Data records:

***

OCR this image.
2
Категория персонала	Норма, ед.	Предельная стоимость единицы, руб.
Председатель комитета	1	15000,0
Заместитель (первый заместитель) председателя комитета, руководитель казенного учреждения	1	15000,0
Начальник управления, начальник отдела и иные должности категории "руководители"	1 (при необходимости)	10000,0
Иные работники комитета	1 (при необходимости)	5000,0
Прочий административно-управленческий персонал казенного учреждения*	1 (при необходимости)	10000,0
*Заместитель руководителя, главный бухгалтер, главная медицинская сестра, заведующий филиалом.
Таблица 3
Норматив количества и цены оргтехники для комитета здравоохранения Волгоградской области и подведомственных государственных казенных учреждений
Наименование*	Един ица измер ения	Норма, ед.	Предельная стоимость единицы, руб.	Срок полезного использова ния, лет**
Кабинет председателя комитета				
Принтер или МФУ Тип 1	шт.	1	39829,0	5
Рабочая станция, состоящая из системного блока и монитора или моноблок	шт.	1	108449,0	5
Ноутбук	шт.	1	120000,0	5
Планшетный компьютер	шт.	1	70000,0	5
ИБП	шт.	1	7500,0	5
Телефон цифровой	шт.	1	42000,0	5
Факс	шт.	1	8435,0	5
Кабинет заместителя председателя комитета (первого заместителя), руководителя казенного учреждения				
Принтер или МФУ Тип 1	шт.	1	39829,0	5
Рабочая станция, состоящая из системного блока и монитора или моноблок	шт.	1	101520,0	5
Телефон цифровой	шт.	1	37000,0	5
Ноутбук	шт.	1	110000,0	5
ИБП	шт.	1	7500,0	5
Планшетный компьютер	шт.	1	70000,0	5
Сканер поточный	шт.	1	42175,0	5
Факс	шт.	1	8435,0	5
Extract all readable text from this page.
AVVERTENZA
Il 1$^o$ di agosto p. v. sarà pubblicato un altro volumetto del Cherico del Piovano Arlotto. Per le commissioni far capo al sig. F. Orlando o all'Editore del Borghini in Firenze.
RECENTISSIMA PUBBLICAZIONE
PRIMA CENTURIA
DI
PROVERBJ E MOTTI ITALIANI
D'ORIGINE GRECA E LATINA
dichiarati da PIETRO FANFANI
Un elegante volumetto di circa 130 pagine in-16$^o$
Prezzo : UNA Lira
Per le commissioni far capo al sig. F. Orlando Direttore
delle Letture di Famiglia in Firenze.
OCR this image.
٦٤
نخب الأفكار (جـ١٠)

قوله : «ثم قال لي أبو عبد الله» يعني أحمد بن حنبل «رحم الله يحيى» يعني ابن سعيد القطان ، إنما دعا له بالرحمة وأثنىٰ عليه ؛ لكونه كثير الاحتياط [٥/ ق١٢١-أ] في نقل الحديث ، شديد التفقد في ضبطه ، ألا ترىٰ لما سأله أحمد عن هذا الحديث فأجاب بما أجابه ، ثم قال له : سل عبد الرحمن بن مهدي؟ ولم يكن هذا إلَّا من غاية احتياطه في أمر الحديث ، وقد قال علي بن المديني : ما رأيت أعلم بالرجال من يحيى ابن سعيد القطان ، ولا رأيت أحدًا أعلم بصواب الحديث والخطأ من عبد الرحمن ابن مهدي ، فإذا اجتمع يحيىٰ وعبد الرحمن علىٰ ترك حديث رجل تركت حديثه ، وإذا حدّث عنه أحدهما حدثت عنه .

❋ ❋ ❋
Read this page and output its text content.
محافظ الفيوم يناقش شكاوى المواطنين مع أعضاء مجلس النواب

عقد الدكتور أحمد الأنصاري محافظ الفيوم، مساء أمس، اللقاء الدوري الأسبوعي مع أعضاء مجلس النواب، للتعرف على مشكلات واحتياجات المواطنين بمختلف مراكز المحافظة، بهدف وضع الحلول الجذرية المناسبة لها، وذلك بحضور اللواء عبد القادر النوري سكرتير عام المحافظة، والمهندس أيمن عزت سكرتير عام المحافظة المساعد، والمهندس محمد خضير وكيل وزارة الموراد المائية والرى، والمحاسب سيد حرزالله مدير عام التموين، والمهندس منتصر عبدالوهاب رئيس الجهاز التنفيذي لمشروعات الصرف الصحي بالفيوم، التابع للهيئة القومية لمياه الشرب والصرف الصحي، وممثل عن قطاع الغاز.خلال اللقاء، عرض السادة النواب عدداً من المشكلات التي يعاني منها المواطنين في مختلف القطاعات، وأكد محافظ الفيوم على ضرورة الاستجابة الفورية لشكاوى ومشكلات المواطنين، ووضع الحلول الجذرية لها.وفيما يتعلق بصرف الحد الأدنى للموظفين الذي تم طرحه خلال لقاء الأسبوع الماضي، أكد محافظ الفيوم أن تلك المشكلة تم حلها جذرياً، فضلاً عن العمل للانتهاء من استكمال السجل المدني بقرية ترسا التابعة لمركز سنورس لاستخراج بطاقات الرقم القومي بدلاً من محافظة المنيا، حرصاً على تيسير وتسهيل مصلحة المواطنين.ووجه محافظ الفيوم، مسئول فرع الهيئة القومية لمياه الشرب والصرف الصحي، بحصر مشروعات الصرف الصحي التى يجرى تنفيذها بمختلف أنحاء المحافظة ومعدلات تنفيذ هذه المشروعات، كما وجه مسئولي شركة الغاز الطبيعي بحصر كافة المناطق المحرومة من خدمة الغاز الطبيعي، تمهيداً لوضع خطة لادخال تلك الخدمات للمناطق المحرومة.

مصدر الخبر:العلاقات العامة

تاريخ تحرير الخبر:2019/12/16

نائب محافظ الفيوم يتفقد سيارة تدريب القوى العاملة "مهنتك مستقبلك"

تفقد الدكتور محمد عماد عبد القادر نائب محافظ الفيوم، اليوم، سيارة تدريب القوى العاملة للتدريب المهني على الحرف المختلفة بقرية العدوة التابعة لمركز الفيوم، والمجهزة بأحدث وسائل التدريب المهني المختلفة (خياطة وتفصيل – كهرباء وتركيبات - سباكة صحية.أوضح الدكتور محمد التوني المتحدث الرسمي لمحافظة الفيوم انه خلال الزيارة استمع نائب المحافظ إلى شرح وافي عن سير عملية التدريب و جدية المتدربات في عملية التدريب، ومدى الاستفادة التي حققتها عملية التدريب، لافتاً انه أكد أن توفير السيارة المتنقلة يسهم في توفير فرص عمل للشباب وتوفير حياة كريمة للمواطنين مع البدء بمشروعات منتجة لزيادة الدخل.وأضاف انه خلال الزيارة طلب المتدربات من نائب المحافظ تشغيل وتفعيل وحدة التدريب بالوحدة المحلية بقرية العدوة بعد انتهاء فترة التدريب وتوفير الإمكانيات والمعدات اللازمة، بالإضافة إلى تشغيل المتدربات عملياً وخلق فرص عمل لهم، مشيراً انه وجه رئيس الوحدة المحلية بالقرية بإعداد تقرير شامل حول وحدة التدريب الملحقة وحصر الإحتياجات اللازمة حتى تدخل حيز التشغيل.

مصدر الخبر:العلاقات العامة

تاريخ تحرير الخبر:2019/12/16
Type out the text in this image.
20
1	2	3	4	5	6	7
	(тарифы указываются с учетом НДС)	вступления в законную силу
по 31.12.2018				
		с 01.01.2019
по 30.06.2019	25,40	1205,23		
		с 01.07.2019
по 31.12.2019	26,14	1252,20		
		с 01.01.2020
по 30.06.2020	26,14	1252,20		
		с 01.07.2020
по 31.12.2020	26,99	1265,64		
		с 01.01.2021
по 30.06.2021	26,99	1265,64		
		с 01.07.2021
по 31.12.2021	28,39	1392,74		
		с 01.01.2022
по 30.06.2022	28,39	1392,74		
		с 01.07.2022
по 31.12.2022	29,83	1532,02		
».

***

### WHAT IS REQUIRED
Write out every line from the entries where "монитора" appears.

### THE RESPONSE
Рабочая станция, состоящая из системного блока и монитора или моноблок	шт.	1	108449,0	5
Рабочая станция, состоящая из системного блока и монитора или моноблок	шт.	1	101520,0	5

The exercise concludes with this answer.